**Requirements**
Here are some entries; quote each one exactly.

**Record set**
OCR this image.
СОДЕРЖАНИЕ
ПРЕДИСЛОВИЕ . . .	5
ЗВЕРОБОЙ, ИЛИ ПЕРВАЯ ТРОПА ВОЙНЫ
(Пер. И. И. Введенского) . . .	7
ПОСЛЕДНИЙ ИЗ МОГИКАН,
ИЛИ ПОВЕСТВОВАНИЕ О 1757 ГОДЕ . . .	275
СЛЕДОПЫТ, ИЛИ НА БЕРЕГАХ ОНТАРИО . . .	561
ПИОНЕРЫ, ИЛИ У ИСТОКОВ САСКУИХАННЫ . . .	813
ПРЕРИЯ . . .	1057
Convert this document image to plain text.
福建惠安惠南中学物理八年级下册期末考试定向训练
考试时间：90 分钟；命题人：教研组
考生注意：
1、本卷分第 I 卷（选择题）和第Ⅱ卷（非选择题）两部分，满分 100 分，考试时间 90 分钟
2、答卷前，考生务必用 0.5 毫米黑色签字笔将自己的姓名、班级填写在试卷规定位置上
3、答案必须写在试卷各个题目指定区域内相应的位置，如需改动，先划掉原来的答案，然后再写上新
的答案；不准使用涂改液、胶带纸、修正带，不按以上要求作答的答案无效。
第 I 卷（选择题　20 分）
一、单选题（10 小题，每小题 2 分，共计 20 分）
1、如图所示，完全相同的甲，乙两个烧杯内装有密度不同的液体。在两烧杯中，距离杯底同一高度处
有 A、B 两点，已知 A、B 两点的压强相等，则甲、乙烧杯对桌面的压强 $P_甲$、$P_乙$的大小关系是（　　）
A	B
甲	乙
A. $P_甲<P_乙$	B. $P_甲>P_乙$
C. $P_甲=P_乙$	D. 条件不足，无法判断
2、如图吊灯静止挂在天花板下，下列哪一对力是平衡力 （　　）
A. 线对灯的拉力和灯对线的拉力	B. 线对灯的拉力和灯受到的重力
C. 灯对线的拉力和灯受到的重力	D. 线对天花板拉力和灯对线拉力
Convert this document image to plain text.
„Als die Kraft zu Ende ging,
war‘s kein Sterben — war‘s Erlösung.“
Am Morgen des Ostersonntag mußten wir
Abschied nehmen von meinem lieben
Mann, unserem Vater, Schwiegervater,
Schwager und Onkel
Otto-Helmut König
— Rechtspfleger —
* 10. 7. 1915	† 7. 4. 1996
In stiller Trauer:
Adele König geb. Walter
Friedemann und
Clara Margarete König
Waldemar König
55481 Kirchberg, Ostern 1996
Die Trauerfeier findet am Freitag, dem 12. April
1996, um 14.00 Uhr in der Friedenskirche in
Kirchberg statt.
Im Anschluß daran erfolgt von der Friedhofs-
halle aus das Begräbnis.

**Result**
OCR this image.
СОДЕРЖАНИЕ
ПРЕДИСЛОВИЕ . . .	5
ЗВЕРОБОЙ, ИЛИ ПЕРВАЯ ТРОПА ВОЙНЫ
(Пер. И. И. Введенского) . . .	7
ПОСЛЕДНИЙ ИЗ МОГИКАН,
ИЛИ ПОВЕСТВОВАНИЕ О 1757 ГОДЕ . . .	275
СЛЕДОПЫТ, ИЛИ НА БЕРЕГАХ ОНТАРИО . . .	561
ПИОНЕРЫ, ИЛИ У ИСТОКОВ САСКУИХАННЫ . . .	813
ПРЕРИЯ . . .	1057
Convert this document image to plain text.
福建惠安惠南中学物理八年级下册期末考试定向训练
考试时间：90 分钟；命题人：教研组
考生注意：
1、本卷分第 I 卷（选择题）和第Ⅱ卷（非选择题）两部分，满分 100 分，考试时间 90 分钟
2、答卷前，考生务必用 0.5 毫米黑色签字笔将自己的姓名、班级填写在试卷规定位置上
3、答案必须写在试卷各个题目指定区域内相应的位置，如需改动，先划掉原来的答案，然后再写上新
的答案；不准使用涂改液、胶带纸、修正带，不按以上要求作答的答案无效。
第 I 卷（选择题　20 分）
一、单选题（10 小题，每小题 2 分，共计 20 分）
1、如图所示，完全相同的甲，乙两个烧杯内装有密度不同的液体。在两烧杯中，距离杯底同一高度处
有 A、B 两点，已知 A、B 两点的压强相等，则甲、乙烧杯对桌面的压强 $P_甲$、$P_乙$的大小关系是（　　）
A	B
甲	乙
A. $P_甲<P_乙$	B. $P_甲>P_乙$
C. $P_甲=P_乙$	D. 条件不足，无法判断
2、如图吊灯静止挂在天花板下，下列哪一对力是平衡力 （　　）
A. 线对灯的拉力和灯对线的拉力	B. 线对灯的拉力和灯受到的重力
C. 灯对线的拉力和灯受到的重力	D. 线对天花板拉力和灯对线拉力
Convert this document image to plain text.
„Als die Kraft zu Ende ging,
war‘s kein Sterben — war‘s Erlösung.“
Am Morgen des Ostersonntag mußten wir
Abschied nehmen von meinem lieben
Mann, unserem Vater, Schwiegervater,
Schwager und Onkel
Otto-Helmut König
— Rechtspfleger —
* 10. 7. 1915	† 7. 4. 1996
In stiller Trauer:
Adele König geb. Walter
Friedemann und
Clara Margarete König
Waldemar König
55481 Kirchberg, Ostern 1996
Die Trauerfeier findet am Freitag, dem 12. April
1996, um 14.00 Uhr in der Friedenskirche in
Kirchberg statt.
Im Anschluß daran erfolgt von der Friedhofs-
halle aus das Begräbnis.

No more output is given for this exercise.